--- Begin Given records ---

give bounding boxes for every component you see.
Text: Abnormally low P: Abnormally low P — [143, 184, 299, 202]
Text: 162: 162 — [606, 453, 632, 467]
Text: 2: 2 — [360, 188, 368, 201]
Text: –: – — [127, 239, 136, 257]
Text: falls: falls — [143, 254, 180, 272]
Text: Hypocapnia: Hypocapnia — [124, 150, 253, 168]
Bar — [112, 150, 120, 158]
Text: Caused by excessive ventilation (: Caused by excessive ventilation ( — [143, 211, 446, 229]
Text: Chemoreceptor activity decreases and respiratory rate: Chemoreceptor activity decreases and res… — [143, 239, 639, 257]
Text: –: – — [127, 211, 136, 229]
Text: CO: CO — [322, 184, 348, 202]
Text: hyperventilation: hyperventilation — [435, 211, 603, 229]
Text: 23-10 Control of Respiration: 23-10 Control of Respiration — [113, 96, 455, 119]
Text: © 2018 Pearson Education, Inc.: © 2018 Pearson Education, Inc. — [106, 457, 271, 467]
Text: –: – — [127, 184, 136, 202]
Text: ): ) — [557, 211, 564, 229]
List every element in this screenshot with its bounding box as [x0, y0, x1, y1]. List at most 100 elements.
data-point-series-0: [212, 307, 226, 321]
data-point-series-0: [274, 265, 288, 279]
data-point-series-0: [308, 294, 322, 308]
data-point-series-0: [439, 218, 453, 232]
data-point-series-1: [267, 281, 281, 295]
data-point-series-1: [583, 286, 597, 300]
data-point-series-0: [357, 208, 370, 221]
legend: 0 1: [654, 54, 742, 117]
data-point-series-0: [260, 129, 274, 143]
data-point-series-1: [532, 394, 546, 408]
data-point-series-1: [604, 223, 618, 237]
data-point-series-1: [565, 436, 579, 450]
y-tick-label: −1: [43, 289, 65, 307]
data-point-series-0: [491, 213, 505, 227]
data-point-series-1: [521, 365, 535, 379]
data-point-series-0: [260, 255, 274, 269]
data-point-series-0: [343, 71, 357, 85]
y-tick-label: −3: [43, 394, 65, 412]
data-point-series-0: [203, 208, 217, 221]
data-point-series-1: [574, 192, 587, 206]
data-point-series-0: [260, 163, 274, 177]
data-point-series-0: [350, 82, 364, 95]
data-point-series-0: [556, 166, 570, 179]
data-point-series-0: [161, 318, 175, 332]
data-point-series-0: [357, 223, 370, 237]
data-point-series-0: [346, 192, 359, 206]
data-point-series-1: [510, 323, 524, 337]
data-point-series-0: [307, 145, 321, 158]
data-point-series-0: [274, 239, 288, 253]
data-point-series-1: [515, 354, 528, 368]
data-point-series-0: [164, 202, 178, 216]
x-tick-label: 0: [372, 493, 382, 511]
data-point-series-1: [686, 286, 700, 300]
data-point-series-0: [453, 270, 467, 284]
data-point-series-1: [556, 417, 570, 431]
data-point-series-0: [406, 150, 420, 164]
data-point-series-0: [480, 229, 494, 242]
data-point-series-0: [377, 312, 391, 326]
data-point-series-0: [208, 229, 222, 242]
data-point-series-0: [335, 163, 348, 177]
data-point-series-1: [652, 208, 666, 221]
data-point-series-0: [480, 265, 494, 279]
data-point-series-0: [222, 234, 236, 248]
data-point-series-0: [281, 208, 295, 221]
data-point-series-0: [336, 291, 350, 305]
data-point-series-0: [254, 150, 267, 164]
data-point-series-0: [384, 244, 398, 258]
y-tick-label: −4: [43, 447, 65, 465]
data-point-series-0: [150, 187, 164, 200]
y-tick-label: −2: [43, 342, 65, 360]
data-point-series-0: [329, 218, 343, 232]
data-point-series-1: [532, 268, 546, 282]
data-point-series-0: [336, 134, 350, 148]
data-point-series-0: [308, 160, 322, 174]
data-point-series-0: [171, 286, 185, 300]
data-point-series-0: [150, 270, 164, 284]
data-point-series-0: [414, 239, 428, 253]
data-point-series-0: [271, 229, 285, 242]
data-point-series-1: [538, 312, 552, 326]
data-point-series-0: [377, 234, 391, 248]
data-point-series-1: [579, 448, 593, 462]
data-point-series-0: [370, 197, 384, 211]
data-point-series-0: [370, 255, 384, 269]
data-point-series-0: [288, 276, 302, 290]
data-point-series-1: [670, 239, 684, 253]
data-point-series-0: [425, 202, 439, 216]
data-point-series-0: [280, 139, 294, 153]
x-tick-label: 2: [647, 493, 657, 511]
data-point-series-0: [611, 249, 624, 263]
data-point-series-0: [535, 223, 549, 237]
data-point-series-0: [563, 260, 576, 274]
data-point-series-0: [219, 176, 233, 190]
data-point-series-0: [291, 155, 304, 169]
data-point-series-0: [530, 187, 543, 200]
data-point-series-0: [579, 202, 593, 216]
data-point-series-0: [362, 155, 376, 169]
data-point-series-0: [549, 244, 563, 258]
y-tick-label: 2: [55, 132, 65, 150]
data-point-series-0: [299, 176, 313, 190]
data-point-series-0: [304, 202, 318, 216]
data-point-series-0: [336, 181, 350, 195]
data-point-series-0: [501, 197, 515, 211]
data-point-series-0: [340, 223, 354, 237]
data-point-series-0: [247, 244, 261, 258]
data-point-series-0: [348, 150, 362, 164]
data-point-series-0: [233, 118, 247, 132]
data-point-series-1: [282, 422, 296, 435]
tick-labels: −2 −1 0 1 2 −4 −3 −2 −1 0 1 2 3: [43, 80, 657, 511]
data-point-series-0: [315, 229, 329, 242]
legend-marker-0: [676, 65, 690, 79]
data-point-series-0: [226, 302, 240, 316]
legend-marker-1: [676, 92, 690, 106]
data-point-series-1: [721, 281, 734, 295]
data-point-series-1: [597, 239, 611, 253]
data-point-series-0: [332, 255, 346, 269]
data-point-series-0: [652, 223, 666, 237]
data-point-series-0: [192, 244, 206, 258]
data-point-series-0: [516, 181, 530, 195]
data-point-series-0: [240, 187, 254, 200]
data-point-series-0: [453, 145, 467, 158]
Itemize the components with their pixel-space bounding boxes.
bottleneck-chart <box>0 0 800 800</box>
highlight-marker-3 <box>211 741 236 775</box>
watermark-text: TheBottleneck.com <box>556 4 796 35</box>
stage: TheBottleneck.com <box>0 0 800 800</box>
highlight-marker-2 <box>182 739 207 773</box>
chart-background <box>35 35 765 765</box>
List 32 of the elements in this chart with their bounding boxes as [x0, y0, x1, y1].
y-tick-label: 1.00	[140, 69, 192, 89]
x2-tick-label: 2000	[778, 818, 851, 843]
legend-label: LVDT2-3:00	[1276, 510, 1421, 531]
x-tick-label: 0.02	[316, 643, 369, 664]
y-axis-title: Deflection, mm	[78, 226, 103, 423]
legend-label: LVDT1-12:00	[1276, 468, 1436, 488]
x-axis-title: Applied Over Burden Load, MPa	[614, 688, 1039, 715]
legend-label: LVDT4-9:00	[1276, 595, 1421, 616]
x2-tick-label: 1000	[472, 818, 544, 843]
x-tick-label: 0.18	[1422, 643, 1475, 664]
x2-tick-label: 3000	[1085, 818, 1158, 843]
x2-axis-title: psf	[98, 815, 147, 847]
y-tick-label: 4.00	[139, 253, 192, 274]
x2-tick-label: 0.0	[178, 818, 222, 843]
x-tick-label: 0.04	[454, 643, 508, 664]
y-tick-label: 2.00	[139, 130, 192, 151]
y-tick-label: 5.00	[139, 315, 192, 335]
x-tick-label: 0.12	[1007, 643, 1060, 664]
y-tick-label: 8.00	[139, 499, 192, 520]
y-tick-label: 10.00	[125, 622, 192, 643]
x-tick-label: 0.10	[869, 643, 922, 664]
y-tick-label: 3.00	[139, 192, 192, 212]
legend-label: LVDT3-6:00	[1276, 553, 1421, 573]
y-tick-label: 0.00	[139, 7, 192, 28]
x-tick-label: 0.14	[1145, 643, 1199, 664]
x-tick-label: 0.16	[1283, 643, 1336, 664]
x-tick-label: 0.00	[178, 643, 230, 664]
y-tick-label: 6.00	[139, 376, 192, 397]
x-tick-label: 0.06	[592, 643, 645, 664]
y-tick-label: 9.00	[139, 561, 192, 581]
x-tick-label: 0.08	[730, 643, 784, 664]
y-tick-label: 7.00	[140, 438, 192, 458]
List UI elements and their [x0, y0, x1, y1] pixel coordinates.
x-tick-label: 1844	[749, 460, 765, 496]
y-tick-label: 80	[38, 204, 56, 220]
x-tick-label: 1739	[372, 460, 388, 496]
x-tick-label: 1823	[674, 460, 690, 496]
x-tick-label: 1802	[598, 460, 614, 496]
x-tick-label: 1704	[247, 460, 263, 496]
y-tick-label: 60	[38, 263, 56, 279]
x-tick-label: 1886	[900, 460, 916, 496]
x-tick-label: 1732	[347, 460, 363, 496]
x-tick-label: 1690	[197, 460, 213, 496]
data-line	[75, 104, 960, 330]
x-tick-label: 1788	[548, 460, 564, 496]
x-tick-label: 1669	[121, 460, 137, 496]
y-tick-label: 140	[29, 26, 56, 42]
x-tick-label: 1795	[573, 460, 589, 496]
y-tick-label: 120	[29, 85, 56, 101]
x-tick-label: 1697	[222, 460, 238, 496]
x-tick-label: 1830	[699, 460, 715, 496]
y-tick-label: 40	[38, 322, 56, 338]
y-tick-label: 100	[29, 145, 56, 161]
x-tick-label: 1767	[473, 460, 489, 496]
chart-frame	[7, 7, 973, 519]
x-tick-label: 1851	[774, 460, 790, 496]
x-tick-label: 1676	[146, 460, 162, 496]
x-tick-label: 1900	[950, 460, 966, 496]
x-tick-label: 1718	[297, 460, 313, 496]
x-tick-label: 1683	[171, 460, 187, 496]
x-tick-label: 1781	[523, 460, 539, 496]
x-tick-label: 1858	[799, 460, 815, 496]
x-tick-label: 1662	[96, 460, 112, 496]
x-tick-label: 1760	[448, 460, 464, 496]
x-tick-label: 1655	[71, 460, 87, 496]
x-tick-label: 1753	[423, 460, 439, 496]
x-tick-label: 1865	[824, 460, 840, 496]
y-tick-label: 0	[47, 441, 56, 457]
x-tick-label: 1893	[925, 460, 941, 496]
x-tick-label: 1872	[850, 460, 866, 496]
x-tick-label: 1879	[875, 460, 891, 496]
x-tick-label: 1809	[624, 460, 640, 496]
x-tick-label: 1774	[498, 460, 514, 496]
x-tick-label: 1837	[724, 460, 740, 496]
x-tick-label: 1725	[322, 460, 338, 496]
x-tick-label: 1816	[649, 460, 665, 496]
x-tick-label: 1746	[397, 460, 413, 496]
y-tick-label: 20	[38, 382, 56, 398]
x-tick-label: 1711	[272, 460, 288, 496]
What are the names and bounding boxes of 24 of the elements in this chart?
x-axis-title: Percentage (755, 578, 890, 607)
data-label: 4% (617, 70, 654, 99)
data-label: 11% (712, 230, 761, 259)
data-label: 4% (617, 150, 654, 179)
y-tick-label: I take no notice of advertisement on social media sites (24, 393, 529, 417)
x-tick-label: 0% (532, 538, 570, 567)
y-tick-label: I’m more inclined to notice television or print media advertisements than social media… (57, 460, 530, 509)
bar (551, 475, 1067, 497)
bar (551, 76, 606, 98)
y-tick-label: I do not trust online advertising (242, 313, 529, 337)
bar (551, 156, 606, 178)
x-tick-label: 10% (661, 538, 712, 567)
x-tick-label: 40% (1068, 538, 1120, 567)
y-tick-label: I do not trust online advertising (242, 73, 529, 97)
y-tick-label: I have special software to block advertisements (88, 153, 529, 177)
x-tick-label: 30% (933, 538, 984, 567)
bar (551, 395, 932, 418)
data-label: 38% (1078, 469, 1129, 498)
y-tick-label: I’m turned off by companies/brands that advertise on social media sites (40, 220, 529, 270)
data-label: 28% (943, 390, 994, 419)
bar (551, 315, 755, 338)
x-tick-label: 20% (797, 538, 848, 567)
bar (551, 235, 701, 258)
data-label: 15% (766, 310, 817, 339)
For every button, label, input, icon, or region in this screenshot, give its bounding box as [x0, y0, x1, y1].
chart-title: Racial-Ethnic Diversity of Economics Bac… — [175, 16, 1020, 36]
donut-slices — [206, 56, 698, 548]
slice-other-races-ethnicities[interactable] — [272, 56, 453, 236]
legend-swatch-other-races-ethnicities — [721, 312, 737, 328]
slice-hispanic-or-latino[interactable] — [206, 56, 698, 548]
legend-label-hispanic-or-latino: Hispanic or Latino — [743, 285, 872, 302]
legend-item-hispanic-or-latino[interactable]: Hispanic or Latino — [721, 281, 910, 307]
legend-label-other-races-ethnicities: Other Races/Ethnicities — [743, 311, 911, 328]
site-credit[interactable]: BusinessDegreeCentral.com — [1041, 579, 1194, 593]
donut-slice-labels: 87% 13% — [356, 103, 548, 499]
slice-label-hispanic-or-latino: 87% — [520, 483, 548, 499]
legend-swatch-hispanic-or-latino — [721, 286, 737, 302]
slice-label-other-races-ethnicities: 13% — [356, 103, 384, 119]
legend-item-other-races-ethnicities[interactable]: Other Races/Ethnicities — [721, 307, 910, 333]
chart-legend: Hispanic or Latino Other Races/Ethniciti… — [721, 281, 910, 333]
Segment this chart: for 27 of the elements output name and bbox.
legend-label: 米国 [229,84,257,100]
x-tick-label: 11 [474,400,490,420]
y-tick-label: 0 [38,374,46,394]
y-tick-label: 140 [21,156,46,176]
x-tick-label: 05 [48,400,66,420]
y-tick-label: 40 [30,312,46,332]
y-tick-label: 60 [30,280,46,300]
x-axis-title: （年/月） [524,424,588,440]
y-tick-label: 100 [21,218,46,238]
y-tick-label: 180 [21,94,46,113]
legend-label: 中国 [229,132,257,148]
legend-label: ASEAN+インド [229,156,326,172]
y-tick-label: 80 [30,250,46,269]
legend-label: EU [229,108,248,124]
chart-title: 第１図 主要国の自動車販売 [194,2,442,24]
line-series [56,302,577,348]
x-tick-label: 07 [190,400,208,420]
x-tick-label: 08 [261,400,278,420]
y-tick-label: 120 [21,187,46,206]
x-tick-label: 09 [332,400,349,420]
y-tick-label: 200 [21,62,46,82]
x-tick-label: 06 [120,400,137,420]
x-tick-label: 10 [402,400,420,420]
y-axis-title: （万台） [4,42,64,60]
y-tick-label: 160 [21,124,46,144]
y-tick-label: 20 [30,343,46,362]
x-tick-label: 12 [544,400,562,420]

--- End Given records ---

■ **Aim of the task**: Duplicate the rows from the start of the rows through the line with "data-point-series-1: [521, 365, 535, 379]", including both of those lines.

■ **Expected answer**:
give bounding boxes for every component you see.
Text: Abnormally low P: Abnormally low P — [143, 184, 299, 202]
Text: 162: 162 — [606, 453, 632, 467]
Text: 2: 2 — [360, 188, 368, 201]
Text: –: – — [127, 239, 136, 257]
Text: falls: falls — [143, 254, 180, 272]
Text: Hypocapnia: Hypocapnia — [124, 150, 253, 168]
Bar — [112, 150, 120, 158]
Text: Caused by excessive ventilation (: Caused by excessive ventilation ( — [143, 211, 446, 229]
Text: Chemoreceptor activity decreases and respiratory rate: Chemoreceptor activity decreases and res… — [143, 239, 639, 257]
Text: –: – — [127, 211, 136, 229]
Text: CO: CO — [322, 184, 348, 202]
Text: hyperventilation: hyperventilation — [435, 211, 603, 229]
Text: 23-10 Control of Respiration: 23-10 Control of Respiration — [113, 96, 455, 119]
Text: © 2018 Pearson Education, Inc.: © 2018 Pearson Education, Inc. — [106, 457, 271, 467]
Text: –: – — [127, 184, 136, 202]
Text: ): ) — [557, 211, 564, 229]
List every element in this screenshot with its bounding box as [x0, y0, x1, y1]. List at most 100 elements.
data-point-series-0: [212, 307, 226, 321]
data-point-series-0: [274, 265, 288, 279]
data-point-series-0: [308, 294, 322, 308]
data-point-series-0: [439, 218, 453, 232]
data-point-series-1: [267, 281, 281, 295]
data-point-series-1: [583, 286, 597, 300]
data-point-series-0: [357, 208, 370, 221]
legend: 0 1: [654, 54, 742, 117]
data-point-series-0: [260, 129, 274, 143]
data-point-series-1: [532, 394, 546, 408]
data-point-series-1: [604, 223, 618, 237]
data-point-series-1: [565, 436, 579, 450]
y-tick-label: −1: [43, 289, 65, 307]
data-point-series-0: [491, 213, 505, 227]
data-point-series-1: [521, 365, 535, 379]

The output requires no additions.